### Task
For the listing below, give the count of lines containing the string "screenshot" and nothing else.
=== Extracted material ===
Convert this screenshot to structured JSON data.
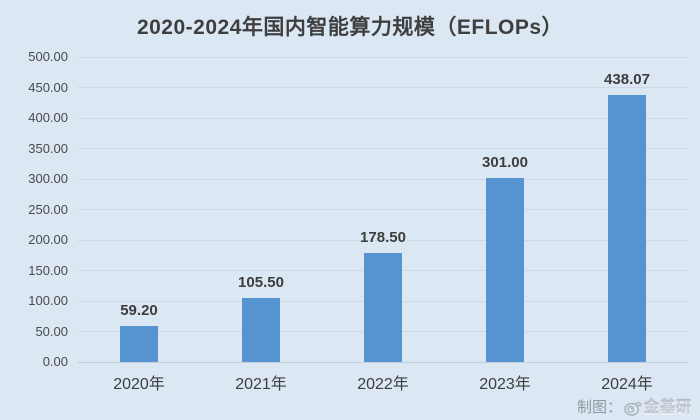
{
  "chart_data": {
    "type": "bar",
    "title": "2020-2024年国内智能算力规模（EFLOPs）",
    "categories": [
      "2020年",
      "2021年",
      "2022年",
      "2023年",
      "2024年"
    ],
    "values": [
      59.2,
      105.5,
      178.5,
      301.0,
      438.07
    ],
    "value_labels": [
      "59.20",
      "105.50",
      "178.50",
      "301.00",
      "438.07"
    ],
    "xlabel": "",
    "ylabel": "",
    "ylim": [
      0,
      500
    ],
    "ytick_values": [
      0,
      50,
      100,
      150,
      200,
      250,
      300,
      350,
      400,
      450,
      500
    ],
    "ytick_labels": [
      "0.00",
      "50.00",
      "100.00",
      "150.00",
      "200.00",
      "250.00",
      "300.00",
      "350.00",
      "400.00",
      "450.00",
      "500.00"
    ],
    "grid": "horizontal",
    "legend": "none",
    "bar_color": "#5693d1",
    "background_color": "#dbe8f4",
    "gridline_color": "#c9d6e2",
    "title_color": "#3f3f3f"
  },
  "watermark": {
    "prefix": "制图：",
    "icon": "weibo-eye-icon",
    "brand": "金基研"
  }
}
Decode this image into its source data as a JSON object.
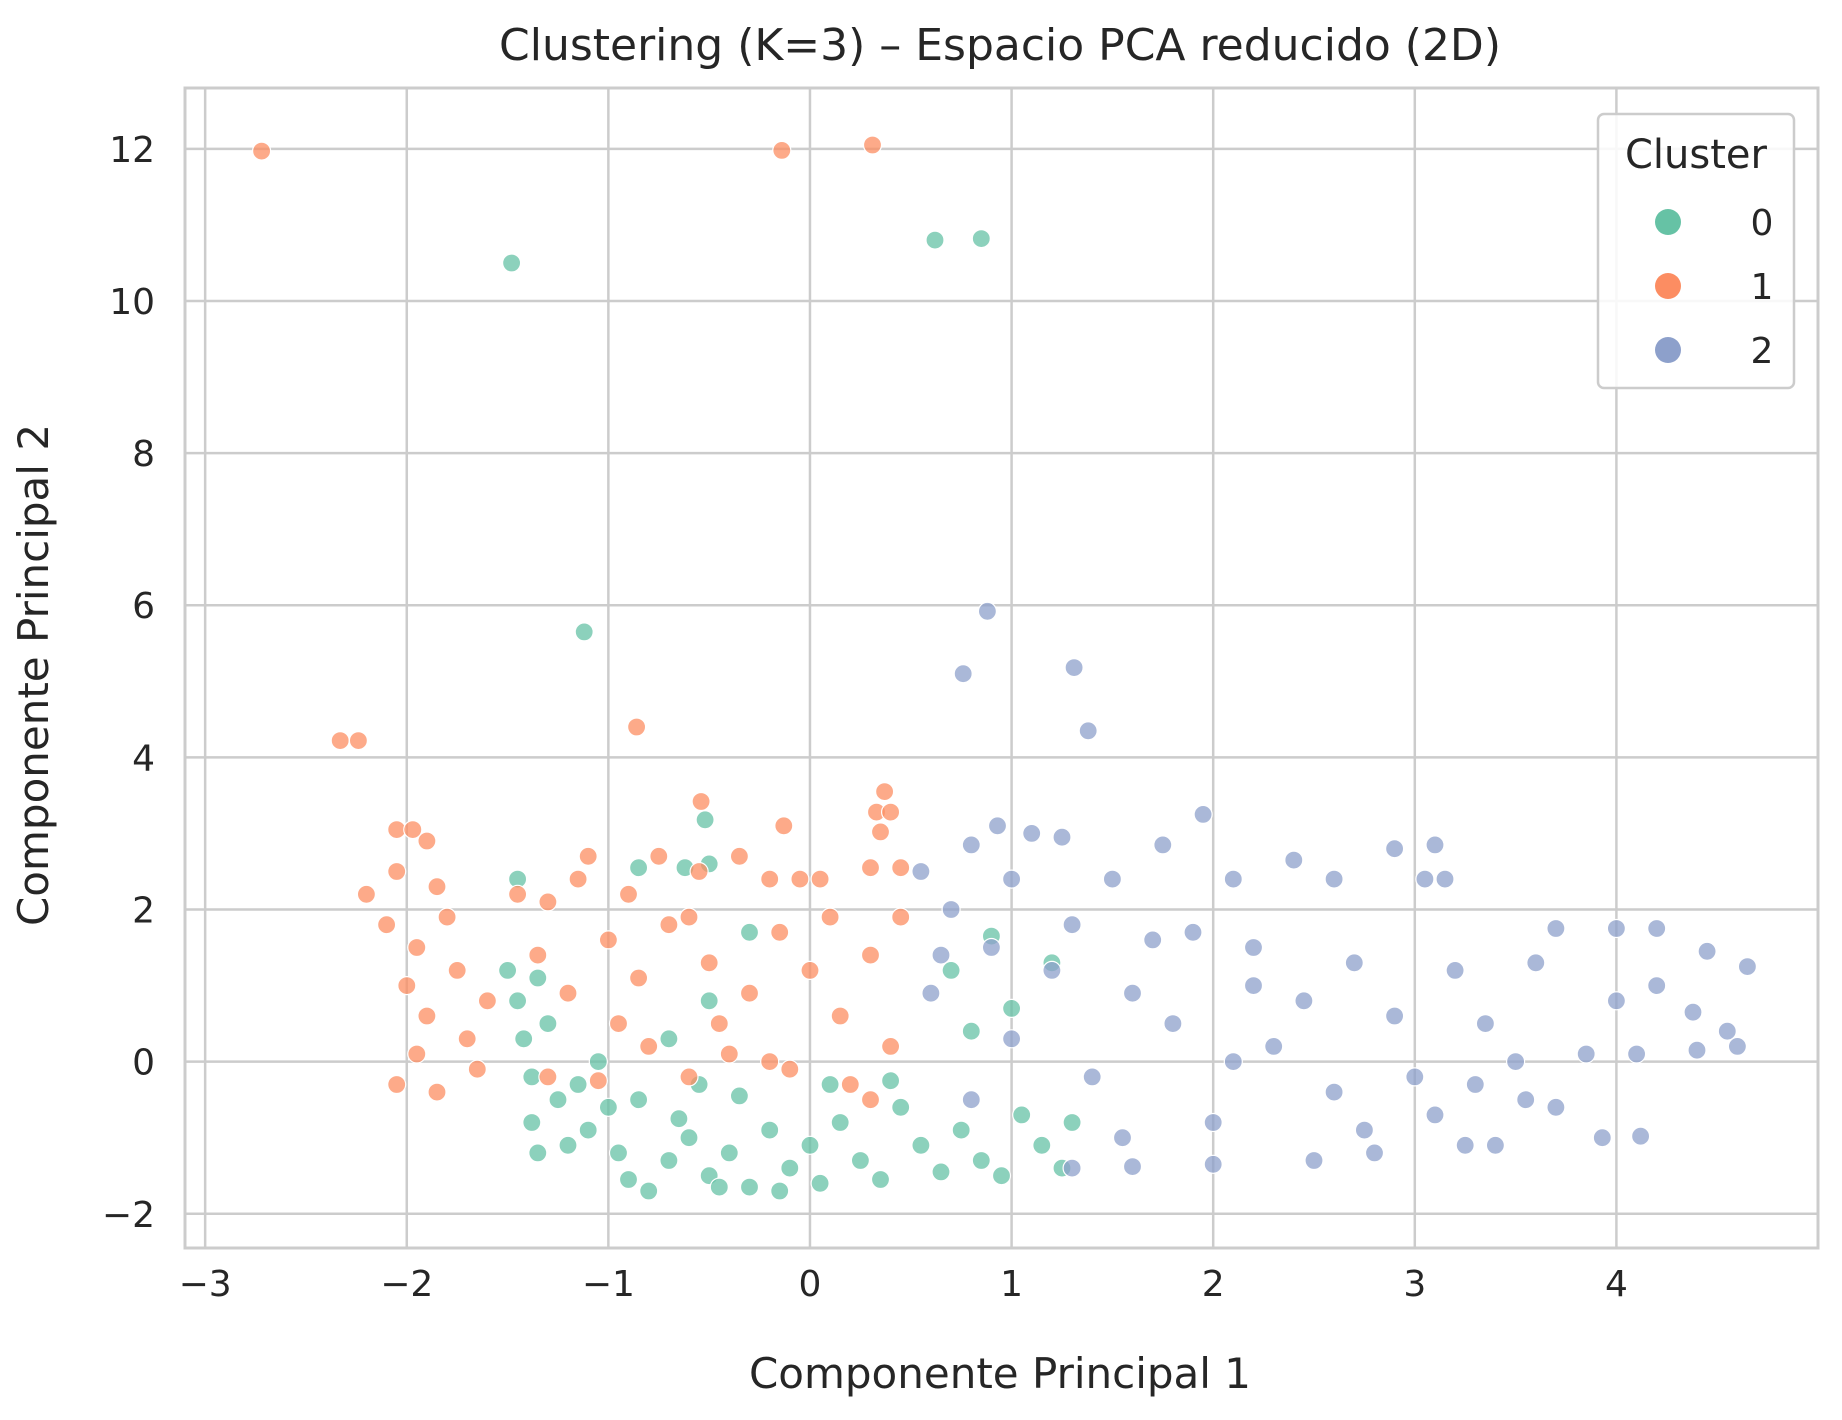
{
  "chart_data": {
    "type": "scatter",
    "title": "Clustering (K=3) – Espacio PCA reducido (2D)",
    "xlabel": "Componente Principal 1",
    "ylabel": "Componente Principal 2",
    "xlim": [
      -3.1,
      5.0
    ],
    "ylim": [
      -2.45,
      12.8
    ],
    "xticks": [
      -3,
      -2,
      -1,
      0,
      1,
      2,
      3,
      4
    ],
    "xtick_labels": [
      "−3",
      "−2",
      "−1",
      "0",
      "1",
      "2",
      "3",
      "4"
    ],
    "yticks": [
      -2,
      0,
      2,
      4,
      6,
      8,
      10,
      12
    ],
    "ytick_labels": [
      "−2",
      "0",
      "2",
      "4",
      "6",
      "8",
      "10",
      "12"
    ],
    "grid": true,
    "legend": {
      "title": "Cluster",
      "placement": "top-right"
    },
    "series": [
      {
        "name": "0",
        "color": "#66c2a5",
        "points": [
          [
            -1.48,
            10.5
          ],
          [
            0.62,
            10.8
          ],
          [
            0.85,
            10.82
          ],
          [
            -1.12,
            5.65
          ],
          [
            -1.45,
            2.4
          ],
          [
            -0.52,
            3.18
          ],
          [
            -0.85,
            2.55
          ],
          [
            -0.62,
            2.55
          ],
          [
            -0.5,
            2.6
          ],
          [
            -1.5,
            1.2
          ],
          [
            -1.45,
            0.8
          ],
          [
            -1.35,
            1.1
          ],
          [
            -1.42,
            0.3
          ],
          [
            -1.3,
            0.5
          ],
          [
            -1.38,
            -0.2
          ],
          [
            -1.25,
            -0.5
          ],
          [
            -1.38,
            -0.8
          ],
          [
            -1.2,
            -1.1
          ],
          [
            -1.35,
            -1.2
          ],
          [
            -1.1,
            -0.9
          ],
          [
            -1.0,
            -0.6
          ],
          [
            -0.95,
            -1.2
          ],
          [
            -0.9,
            -1.55
          ],
          [
            -0.8,
            -1.7
          ],
          [
            -0.7,
            -1.3
          ],
          [
            -0.6,
            -1.0
          ],
          [
            -0.5,
            -1.5
          ],
          [
            -0.4,
            -1.2
          ],
          [
            -0.3,
            -1.65
          ],
          [
            -0.2,
            -0.9
          ],
          [
            -0.1,
            -1.4
          ],
          [
            0.0,
            -1.1
          ],
          [
            0.05,
            -1.6
          ],
          [
            0.15,
            -0.8
          ],
          [
            0.25,
            -1.3
          ],
          [
            0.35,
            -1.55
          ],
          [
            0.45,
            -0.6
          ],
          [
            0.55,
            -1.1
          ],
          [
            0.65,
            -1.45
          ],
          [
            0.75,
            -0.9
          ],
          [
            0.85,
            -1.3
          ],
          [
            0.95,
            -1.5
          ],
          [
            1.05,
            -0.7
          ],
          [
            1.15,
            -1.1
          ],
          [
            1.25,
            -1.4
          ],
          [
            1.3,
            -0.8
          ],
          [
            0.9,
            1.65
          ],
          [
            0.7,
            1.2
          ],
          [
            -0.7,
            0.3
          ],
          [
            -0.5,
            0.8
          ],
          [
            -0.3,
            1.7
          ],
          [
            -0.55,
            -0.3
          ],
          [
            -0.85,
            -0.5
          ],
          [
            -1.05,
            0.0
          ],
          [
            -1.15,
            -0.3
          ],
          [
            -0.65,
            -0.75
          ],
          [
            -0.35,
            -0.45
          ],
          [
            0.1,
            -0.3
          ],
          [
            0.4,
            -0.25
          ],
          [
            1.2,
            1.3
          ],
          [
            1.0,
            0.7
          ],
          [
            0.8,
            0.4
          ],
          [
            -0.15,
            -1.7
          ],
          [
            -0.45,
            -1.65
          ]
        ]
      },
      {
        "name": "1",
        "color": "#fc8d62",
        "points": [
          [
            -2.72,
            11.97
          ],
          [
            -0.14,
            11.98
          ],
          [
            0.31,
            12.05
          ],
          [
            -2.33,
            4.22
          ],
          [
            -2.24,
            4.22
          ],
          [
            -0.86,
            4.4
          ],
          [
            0.37,
            3.55
          ],
          [
            -0.54,
            3.42
          ],
          [
            0.33,
            3.28
          ],
          [
            0.4,
            3.28
          ],
          [
            -0.13,
            3.1
          ],
          [
            0.35,
            3.02
          ],
          [
            -2.05,
            3.05
          ],
          [
            -1.9,
            2.9
          ],
          [
            -1.97,
            3.05
          ],
          [
            -2.05,
            2.5
          ],
          [
            -2.2,
            2.2
          ],
          [
            -1.85,
            2.3
          ],
          [
            -2.1,
            1.8
          ],
          [
            -1.95,
            1.5
          ],
          [
            -2.0,
            1.0
          ],
          [
            -1.9,
            0.6
          ],
          [
            -1.95,
            0.1
          ],
          [
            -1.85,
            -0.4
          ],
          [
            -1.7,
            0.3
          ],
          [
            -1.75,
            1.2
          ],
          [
            -1.8,
            1.9
          ],
          [
            -1.65,
            -0.1
          ],
          [
            -1.6,
            0.8
          ],
          [
            -2.05,
            -0.3
          ],
          [
            -1.45,
            2.2
          ],
          [
            -1.3,
            2.1
          ],
          [
            -1.1,
            2.7
          ],
          [
            -1.15,
            2.4
          ],
          [
            -0.9,
            2.2
          ],
          [
            -0.75,
            2.7
          ],
          [
            -0.55,
            2.5
          ],
          [
            -0.35,
            2.7
          ],
          [
            -0.2,
            2.4
          ],
          [
            -0.05,
            2.4
          ],
          [
            0.05,
            2.4
          ],
          [
            0.3,
            2.55
          ],
          [
            0.45,
            2.55
          ],
          [
            -1.35,
            1.4
          ],
          [
            -1.2,
            0.9
          ],
          [
            -1.0,
            1.6
          ],
          [
            -0.85,
            1.1
          ],
          [
            -0.7,
            1.8
          ],
          [
            -0.5,
            1.3
          ],
          [
            -0.3,
            0.9
          ],
          [
            -0.15,
            1.7
          ],
          [
            0.0,
            1.2
          ],
          [
            0.15,
            0.6
          ],
          [
            0.3,
            1.4
          ],
          [
            0.4,
            0.2
          ],
          [
            -1.3,
            -0.2
          ],
          [
            -1.05,
            -0.25
          ],
          [
            -0.8,
            0.2
          ],
          [
            -0.6,
            -0.2
          ],
          [
            -0.4,
            0.1
          ],
          [
            -0.2,
            0.0
          ],
          [
            -0.1,
            -0.1
          ],
          [
            0.2,
            -0.3
          ],
          [
            0.3,
            -0.5
          ],
          [
            0.45,
            1.9
          ],
          [
            -0.6,
            1.9
          ],
          [
            -0.95,
            0.5
          ],
          [
            0.1,
            1.9
          ],
          [
            -0.45,
            0.5
          ]
        ]
      },
      {
        "name": "2",
        "color": "#8da0cb",
        "points": [
          [
            0.88,
            5.92
          ],
          [
            0.76,
            5.1
          ],
          [
            1.31,
            5.18
          ],
          [
            1.38,
            4.35
          ],
          [
            1.95,
            3.25
          ],
          [
            0.93,
            3.1
          ],
          [
            1.1,
            3.0
          ],
          [
            1.25,
            2.95
          ],
          [
            0.8,
            2.85
          ],
          [
            1.75,
            2.85
          ],
          [
            2.9,
            2.8
          ],
          [
            3.1,
            2.85
          ],
          [
            2.4,
            2.65
          ],
          [
            0.55,
            2.5
          ],
          [
            1.0,
            2.4
          ],
          [
            1.5,
            2.4
          ],
          [
            2.1,
            2.4
          ],
          [
            2.6,
            2.4
          ],
          [
            3.05,
            2.4
          ],
          [
            3.15,
            2.4
          ],
          [
            0.7,
            2.0
          ],
          [
            1.3,
            1.8
          ],
          [
            1.7,
            1.6
          ],
          [
            2.2,
            1.5
          ],
          [
            2.7,
            1.3
          ],
          [
            3.2,
            1.2
          ],
          [
            3.6,
            1.3
          ],
          [
            3.7,
            1.75
          ],
          [
            4.0,
            1.75
          ],
          [
            4.2,
            1.75
          ],
          [
            4.45,
            1.45
          ],
          [
            4.65,
            1.25
          ],
          [
            4.2,
            1.0
          ],
          [
            4.0,
            0.8
          ],
          [
            3.85,
            0.1
          ],
          [
            4.1,
            0.1
          ],
          [
            4.4,
            0.15
          ],
          [
            4.6,
            0.2
          ],
          [
            4.55,
            0.4
          ],
          [
            4.38,
            0.65
          ],
          [
            3.5,
            0.0
          ],
          [
            3.3,
            -0.3
          ],
          [
            3.1,
            -0.7
          ],
          [
            3.25,
            -1.1
          ],
          [
            3.4,
            -1.1
          ],
          [
            3.7,
            -0.6
          ],
          [
            3.93,
            -1.0
          ],
          [
            4.12,
            -0.98
          ],
          [
            3.55,
            -0.5
          ],
          [
            2.8,
            -1.2
          ],
          [
            2.5,
            -1.3
          ],
          [
            2.0,
            -1.35
          ],
          [
            1.6,
            -1.38
          ],
          [
            1.3,
            -1.4
          ],
          [
            0.8,
            -0.5
          ],
          [
            0.6,
            0.9
          ],
          [
            1.0,
            0.3
          ],
          [
            1.4,
            -0.2
          ],
          [
            1.8,
            0.5
          ],
          [
            2.0,
            -0.8
          ],
          [
            2.3,
            0.2
          ],
          [
            2.6,
            -0.4
          ],
          [
            2.9,
            0.6
          ],
          [
            3.0,
            -0.2
          ],
          [
            2.2,
            1.0
          ],
          [
            1.6,
            0.9
          ],
          [
            1.2,
            1.2
          ],
          [
            0.9,
            1.5
          ],
          [
            1.9,
            1.7
          ],
          [
            2.45,
            0.8
          ],
          [
            3.35,
            0.5
          ],
          [
            2.75,
            -0.9
          ],
          [
            1.55,
            -1.0
          ],
          [
            0.65,
            1.4
          ],
          [
            2.1,
            0.0
          ]
        ]
      }
    ]
  }
}
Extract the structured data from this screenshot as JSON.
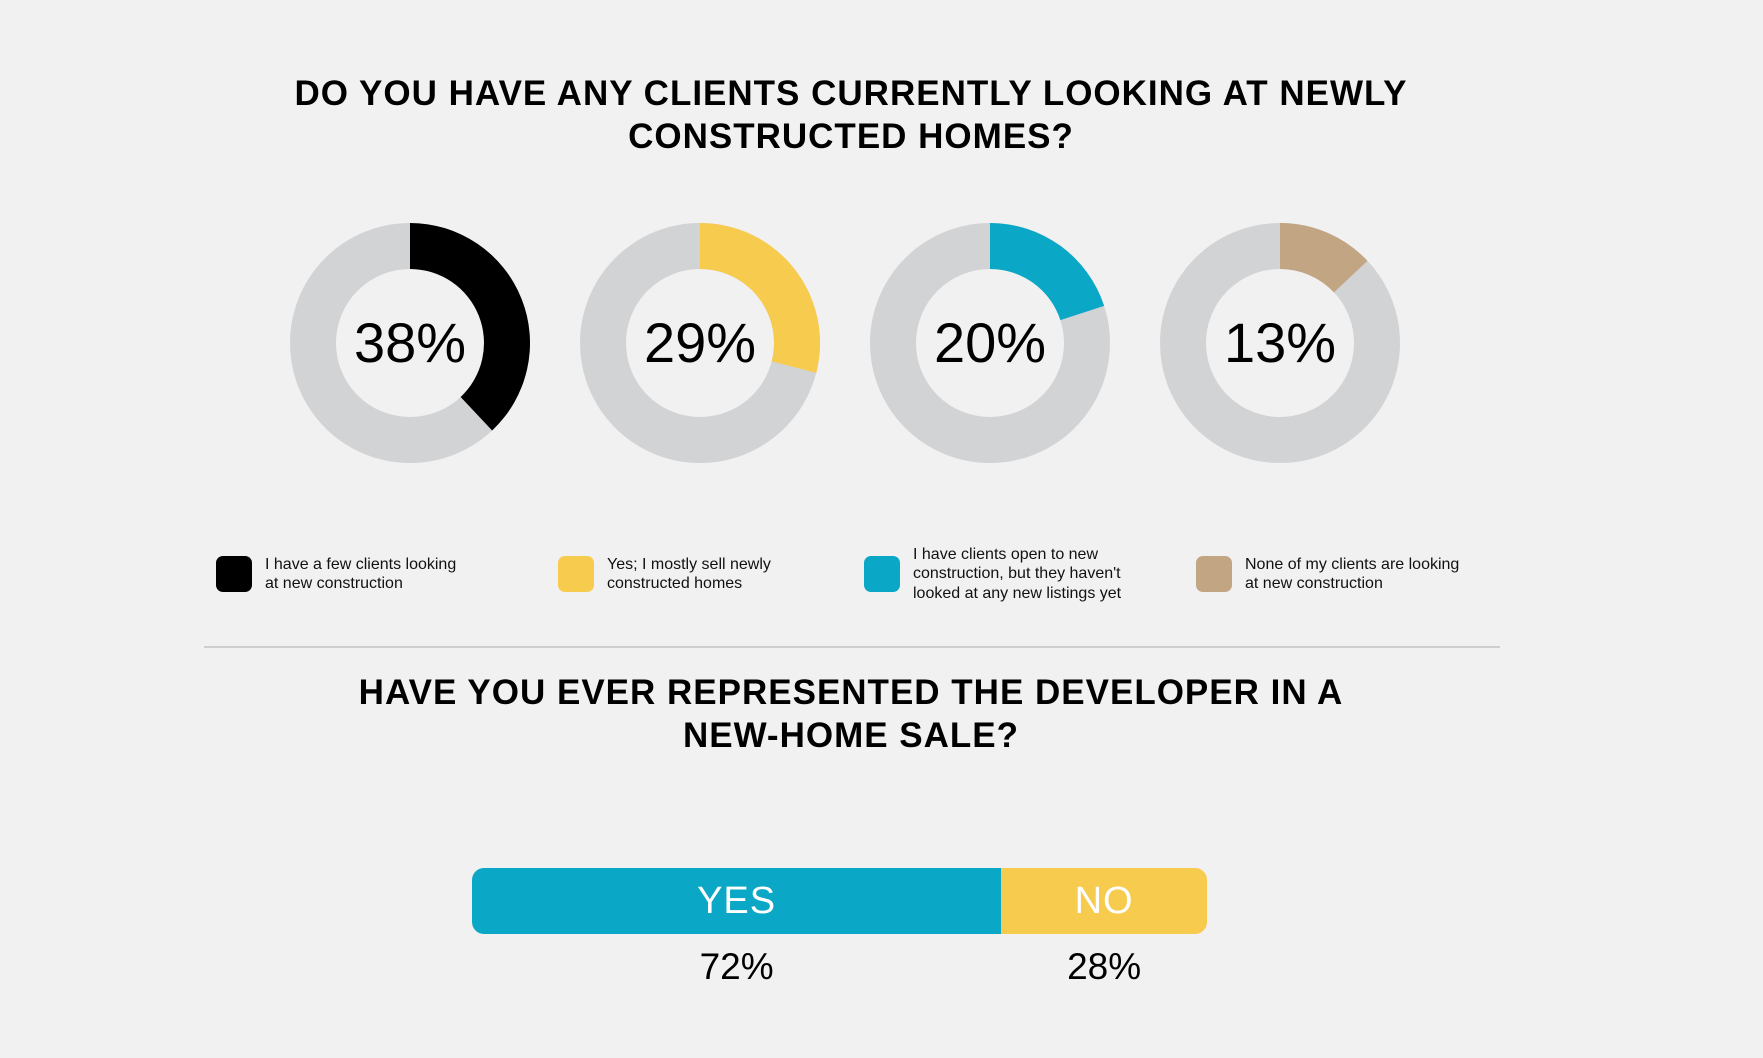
===
### Answer to the problem
2